== TASK DETAILS ==
Please update the film review by rewriting the passage starting at "The Informant !" and ending at "their respective sanities.", replacing "wire" with "recording device".
======== EXERCISE TEXT
Monday, September 21, 2009

The Informant !

Steven Soderbergh's The Informant!, based on Kurt Eichenwald's non-fiction book of the same name, tells the story of ADM executive turned FBI informant Mark Whitacre (Matt Damon) who aided the bureau in an investigation of price fixing within his company. Soderbergh forgoes any and all suspense and instead treats the film as a comedy of errors in which the slightly offbeat everyman Whitacre makes one mistake after another during his foray into corporate espionage. Whether it's narrating his every move and encounter while wearing a wire ("Hello, Liz Taylor-- my secretary") or looking straight into a hidden camera during a top secret meeting, Whitacre proves himself ill-equipped for the task of being a spy. So much so that he manages to drive his FBI handlers (Scott Bakula and Joel McHale) to the brink of their respective sanities.

The film's plot doesn't end there but every good synopsis should. For those unfamiliar with the real-life events, the story doesn't turn out exactly how you'd expect. Whitacre proves a far richer character than a simple, surface only muckraker. He's tightly wound, under pressure, and slowly unraveling before our eyes. The smallest details, including the all too genius "fun fact" voice-overs by Damon which reveal Whitacre's rambling inner-self, pay off tenfold as surprising clues to a true nature not foreseen in the film's bubbly first half. Damon and Soderbergh together have crafted a fine portrait of "that guy" in such vivid, believable and yet utterly outlandish detail. It's not about the intrigue or the mystery. It's really all about this man. What makes him tick and what he is willing to do.
================
======== ENTRIES SUPPLIED
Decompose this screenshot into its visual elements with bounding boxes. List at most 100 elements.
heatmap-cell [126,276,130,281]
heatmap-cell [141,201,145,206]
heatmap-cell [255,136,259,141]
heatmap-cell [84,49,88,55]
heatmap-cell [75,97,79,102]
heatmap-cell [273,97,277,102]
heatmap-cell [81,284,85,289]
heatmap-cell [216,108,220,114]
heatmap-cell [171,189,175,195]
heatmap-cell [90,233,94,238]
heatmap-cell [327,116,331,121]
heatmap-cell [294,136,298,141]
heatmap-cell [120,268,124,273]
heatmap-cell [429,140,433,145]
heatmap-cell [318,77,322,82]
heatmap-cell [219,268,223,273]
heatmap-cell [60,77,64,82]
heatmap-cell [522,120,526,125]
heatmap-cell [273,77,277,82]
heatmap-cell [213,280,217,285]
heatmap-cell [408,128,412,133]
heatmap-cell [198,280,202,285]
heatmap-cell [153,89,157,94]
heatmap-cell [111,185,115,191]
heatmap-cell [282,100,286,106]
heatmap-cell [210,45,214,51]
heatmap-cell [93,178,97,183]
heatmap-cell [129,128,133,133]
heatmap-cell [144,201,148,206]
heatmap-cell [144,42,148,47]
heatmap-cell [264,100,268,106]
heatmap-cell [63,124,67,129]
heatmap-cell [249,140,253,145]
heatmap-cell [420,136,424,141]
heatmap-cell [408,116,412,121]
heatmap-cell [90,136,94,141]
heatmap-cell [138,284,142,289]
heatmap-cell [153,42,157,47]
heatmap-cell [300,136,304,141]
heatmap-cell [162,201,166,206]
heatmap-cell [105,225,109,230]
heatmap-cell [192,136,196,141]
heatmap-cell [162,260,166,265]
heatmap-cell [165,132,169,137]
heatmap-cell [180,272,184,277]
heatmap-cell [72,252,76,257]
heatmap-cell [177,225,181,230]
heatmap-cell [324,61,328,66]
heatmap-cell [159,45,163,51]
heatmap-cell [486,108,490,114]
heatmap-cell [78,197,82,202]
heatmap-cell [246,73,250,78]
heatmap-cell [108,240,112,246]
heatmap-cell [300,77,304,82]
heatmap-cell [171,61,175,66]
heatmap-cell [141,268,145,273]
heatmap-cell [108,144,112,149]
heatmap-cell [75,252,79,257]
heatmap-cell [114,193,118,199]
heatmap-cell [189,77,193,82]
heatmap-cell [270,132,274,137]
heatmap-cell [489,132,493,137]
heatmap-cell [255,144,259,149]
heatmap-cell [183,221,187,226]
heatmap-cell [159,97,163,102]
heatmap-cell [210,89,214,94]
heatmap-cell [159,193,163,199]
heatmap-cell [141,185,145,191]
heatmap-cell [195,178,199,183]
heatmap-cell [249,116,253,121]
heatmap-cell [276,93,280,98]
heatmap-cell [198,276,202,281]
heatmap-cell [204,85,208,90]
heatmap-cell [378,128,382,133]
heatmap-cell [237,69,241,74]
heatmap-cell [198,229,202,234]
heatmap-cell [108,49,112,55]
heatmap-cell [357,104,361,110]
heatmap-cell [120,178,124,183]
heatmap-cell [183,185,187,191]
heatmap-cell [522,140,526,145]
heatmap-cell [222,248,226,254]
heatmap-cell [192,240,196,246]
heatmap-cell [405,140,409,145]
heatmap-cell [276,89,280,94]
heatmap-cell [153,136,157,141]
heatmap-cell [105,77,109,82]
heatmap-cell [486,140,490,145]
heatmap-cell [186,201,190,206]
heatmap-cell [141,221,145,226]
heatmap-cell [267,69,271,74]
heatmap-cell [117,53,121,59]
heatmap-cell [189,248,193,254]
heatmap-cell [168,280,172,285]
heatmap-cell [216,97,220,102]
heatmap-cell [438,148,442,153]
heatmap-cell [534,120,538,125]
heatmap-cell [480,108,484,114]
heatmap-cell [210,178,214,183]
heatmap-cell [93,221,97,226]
================
== SOLUTION FOR THIS TASK ==
The Informant !

Steven Soderbergh's The Informant!, based on Kurt Eichenwald's non-fiction book of the same name, tells the story of ADM executive turned FBI informant Mark Whitacre (Matt Damon) who aided the bureau in an investigation of price fixing within his company. Soderbergh forgoes any and all suspense and instead treats the film as a comedy of errors in which the slightly offbeat everyman Whitacre makes one mistake after another during his foray into corporate espionage. Whether it's narrating his every move and encounter while wearing a recording device ("Hello, Liz Taylor-- my secretary") or looking straight into a hidden camera during a top secret meeting, Whitacre proves himself ill-equipped for the task of being a spy. So much so that he manages to drive his FBI handlers (Scott Bakula and Joel McHale) to the brink of their respective sanities.